+++ Extracted entries +++
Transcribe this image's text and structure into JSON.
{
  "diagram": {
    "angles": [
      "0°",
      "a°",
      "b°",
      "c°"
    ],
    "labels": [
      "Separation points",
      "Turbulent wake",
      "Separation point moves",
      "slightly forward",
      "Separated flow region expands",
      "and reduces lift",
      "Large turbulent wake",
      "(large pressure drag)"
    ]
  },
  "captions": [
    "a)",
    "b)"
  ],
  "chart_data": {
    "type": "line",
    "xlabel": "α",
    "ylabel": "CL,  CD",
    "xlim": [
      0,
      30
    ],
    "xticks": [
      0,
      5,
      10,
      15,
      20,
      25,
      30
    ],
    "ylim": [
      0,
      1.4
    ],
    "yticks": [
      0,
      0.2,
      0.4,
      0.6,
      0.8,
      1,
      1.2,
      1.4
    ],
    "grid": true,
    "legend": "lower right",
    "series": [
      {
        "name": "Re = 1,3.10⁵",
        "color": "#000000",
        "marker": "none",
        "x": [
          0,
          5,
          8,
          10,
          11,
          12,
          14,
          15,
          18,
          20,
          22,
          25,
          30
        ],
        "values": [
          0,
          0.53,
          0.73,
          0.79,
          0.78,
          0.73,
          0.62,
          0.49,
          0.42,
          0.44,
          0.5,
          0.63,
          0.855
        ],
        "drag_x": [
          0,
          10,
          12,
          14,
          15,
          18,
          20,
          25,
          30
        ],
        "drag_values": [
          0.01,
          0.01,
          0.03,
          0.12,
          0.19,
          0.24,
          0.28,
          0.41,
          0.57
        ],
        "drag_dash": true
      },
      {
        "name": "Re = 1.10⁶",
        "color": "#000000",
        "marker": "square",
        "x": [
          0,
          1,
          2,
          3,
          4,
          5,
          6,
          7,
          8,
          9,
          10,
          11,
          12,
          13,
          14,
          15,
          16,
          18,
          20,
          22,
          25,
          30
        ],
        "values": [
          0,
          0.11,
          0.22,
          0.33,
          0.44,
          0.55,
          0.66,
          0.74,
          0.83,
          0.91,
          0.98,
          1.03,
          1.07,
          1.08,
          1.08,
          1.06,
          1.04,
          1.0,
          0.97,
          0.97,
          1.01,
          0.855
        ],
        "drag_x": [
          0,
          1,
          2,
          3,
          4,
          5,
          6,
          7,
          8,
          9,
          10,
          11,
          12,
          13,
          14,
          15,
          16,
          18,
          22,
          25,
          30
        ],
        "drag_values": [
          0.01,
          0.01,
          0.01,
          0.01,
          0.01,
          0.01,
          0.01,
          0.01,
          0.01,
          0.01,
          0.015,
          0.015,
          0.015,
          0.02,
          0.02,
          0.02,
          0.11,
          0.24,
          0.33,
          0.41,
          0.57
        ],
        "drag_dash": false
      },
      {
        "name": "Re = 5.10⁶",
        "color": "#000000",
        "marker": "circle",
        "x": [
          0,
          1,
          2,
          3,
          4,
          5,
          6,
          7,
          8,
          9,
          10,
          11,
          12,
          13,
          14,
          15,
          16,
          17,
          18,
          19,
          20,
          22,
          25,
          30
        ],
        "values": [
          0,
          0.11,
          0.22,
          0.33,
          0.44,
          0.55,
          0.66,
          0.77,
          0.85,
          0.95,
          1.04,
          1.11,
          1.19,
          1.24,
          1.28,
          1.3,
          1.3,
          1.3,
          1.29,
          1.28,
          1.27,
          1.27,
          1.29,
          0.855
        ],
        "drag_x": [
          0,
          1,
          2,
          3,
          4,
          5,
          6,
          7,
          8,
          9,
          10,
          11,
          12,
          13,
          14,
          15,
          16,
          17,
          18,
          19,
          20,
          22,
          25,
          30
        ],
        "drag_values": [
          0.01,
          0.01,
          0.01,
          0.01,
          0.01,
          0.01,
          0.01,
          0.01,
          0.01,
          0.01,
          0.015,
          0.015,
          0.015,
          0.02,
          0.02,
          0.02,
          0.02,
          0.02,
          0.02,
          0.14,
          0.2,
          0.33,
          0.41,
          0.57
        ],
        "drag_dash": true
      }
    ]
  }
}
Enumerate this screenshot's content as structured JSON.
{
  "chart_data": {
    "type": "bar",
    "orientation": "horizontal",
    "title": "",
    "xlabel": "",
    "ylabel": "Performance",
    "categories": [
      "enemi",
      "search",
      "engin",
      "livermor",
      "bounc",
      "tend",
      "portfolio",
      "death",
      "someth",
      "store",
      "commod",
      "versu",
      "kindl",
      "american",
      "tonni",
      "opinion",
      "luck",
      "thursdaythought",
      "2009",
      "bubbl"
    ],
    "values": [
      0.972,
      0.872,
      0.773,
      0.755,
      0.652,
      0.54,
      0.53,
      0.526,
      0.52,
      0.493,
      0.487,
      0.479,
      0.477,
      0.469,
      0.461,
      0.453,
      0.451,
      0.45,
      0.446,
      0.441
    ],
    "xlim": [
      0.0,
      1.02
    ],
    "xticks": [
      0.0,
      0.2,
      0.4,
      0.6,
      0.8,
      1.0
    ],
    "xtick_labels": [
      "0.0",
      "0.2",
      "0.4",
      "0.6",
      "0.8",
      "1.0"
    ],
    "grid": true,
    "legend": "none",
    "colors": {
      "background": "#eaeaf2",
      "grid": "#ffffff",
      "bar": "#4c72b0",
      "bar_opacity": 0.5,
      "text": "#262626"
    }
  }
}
+++
+++ Extracted entries +++
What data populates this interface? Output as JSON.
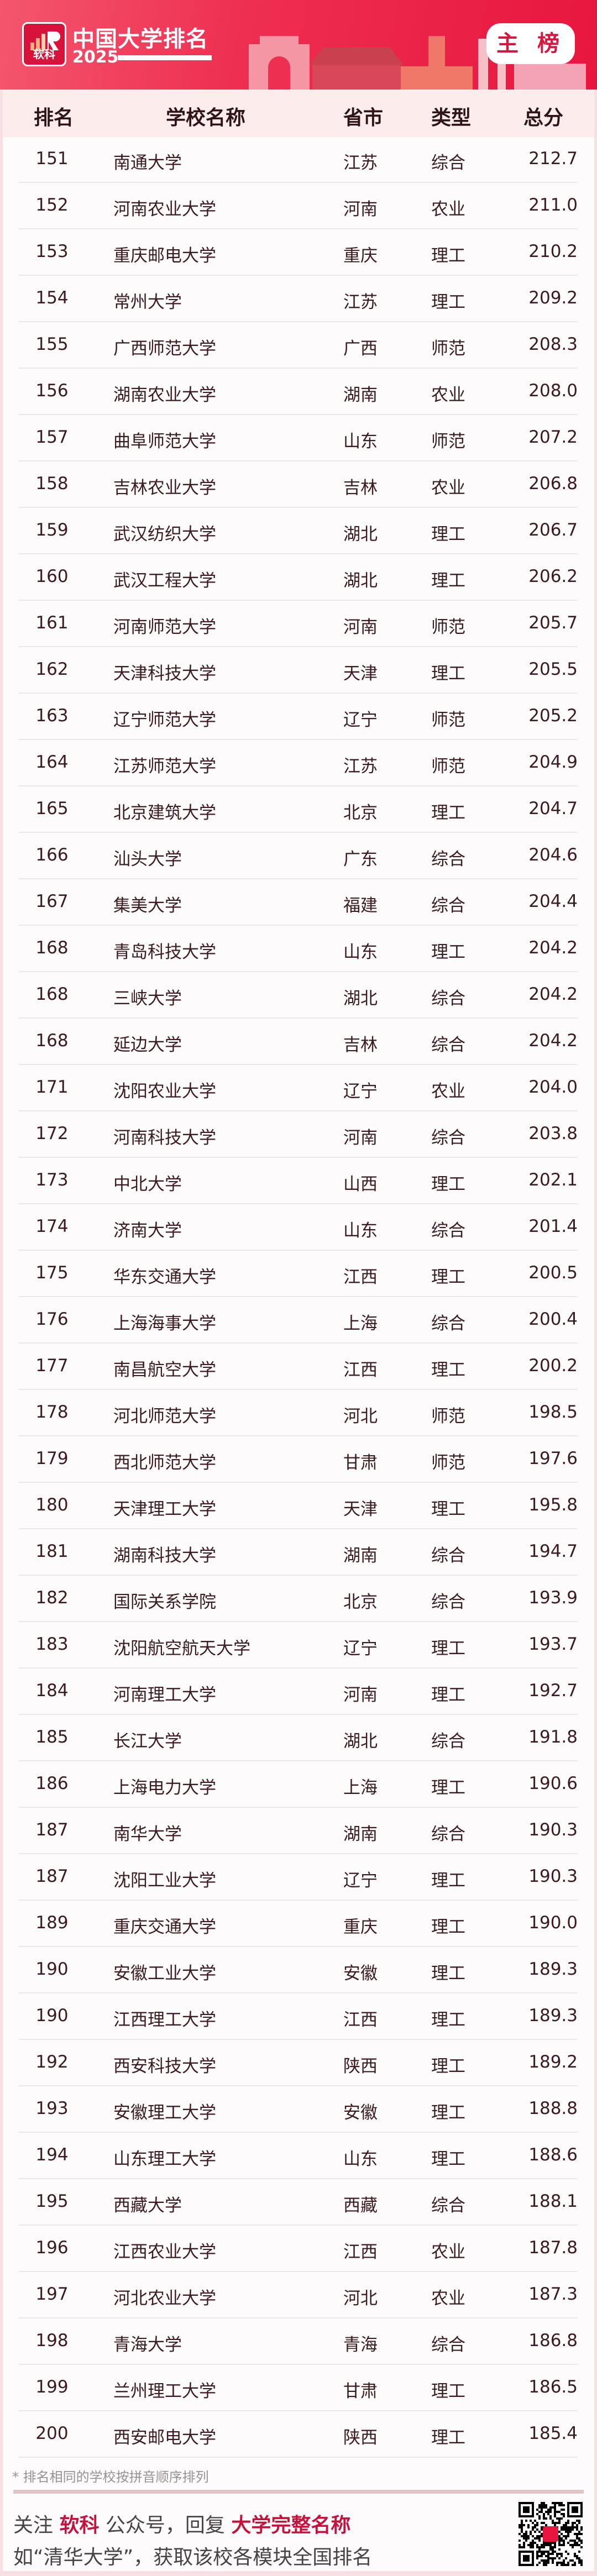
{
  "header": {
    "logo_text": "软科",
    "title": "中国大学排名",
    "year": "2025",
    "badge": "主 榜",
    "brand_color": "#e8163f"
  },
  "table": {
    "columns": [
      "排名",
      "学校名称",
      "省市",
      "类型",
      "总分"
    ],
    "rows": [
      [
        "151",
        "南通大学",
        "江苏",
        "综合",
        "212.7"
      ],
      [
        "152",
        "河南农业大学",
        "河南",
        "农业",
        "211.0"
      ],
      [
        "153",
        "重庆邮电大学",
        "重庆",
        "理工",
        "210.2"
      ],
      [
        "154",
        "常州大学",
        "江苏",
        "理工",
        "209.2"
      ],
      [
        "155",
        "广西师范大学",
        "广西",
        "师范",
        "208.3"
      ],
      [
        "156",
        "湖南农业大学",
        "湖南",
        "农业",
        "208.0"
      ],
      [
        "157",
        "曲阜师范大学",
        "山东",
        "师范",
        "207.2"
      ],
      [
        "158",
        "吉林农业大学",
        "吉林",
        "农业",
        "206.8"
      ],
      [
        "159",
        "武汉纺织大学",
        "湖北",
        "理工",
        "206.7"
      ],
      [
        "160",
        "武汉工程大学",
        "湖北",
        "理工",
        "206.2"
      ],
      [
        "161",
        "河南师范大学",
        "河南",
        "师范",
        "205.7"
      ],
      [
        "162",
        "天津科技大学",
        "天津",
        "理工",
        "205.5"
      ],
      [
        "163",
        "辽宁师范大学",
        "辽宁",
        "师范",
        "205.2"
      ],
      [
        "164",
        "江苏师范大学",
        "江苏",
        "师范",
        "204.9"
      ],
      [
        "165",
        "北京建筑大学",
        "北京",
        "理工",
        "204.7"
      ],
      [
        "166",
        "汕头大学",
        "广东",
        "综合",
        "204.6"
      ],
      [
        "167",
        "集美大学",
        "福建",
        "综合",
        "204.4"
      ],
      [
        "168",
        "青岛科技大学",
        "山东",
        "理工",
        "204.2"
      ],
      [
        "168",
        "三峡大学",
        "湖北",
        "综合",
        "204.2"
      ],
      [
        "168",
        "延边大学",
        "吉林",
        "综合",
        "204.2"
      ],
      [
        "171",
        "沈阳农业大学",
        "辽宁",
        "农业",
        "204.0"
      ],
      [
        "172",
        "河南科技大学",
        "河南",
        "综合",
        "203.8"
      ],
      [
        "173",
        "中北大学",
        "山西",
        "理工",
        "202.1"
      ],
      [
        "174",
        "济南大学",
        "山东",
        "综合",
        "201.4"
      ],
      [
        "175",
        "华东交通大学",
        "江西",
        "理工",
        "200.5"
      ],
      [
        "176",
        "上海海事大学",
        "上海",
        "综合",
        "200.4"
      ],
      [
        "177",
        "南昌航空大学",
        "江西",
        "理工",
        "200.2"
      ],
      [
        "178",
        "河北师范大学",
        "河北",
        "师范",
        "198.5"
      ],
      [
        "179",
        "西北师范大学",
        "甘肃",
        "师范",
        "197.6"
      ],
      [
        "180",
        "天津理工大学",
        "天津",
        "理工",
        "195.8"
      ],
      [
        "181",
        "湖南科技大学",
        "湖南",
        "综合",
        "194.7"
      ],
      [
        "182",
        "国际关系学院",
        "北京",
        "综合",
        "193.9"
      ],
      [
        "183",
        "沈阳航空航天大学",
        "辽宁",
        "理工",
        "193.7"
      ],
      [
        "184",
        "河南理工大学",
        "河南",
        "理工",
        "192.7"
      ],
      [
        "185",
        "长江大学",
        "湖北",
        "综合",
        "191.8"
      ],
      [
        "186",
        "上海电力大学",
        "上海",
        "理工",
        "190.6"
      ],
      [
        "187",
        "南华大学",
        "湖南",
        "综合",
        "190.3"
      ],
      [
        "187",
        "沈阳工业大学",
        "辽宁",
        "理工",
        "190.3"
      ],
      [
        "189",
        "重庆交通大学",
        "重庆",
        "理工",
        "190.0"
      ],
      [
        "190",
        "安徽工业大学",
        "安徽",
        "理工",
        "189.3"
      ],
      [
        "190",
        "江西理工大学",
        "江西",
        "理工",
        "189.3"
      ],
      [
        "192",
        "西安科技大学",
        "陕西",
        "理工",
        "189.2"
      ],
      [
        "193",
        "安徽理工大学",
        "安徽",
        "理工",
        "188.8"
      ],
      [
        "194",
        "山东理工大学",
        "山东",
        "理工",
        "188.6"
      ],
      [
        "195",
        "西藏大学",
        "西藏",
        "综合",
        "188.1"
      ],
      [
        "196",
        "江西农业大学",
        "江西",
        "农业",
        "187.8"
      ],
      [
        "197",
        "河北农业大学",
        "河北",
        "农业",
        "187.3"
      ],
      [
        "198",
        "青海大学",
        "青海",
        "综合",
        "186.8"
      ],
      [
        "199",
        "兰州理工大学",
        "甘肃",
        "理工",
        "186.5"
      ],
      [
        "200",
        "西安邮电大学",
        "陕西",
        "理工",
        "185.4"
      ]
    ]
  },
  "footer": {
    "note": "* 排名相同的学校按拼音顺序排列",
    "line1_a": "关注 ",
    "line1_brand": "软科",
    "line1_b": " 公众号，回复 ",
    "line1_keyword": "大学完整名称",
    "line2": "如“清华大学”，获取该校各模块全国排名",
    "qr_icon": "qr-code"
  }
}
+++
→ **Short task**: From the listing above, copy every line that includes the word "wake".

→ **Task result**:
      "Turbulent wake",
      "Large turbulent wake",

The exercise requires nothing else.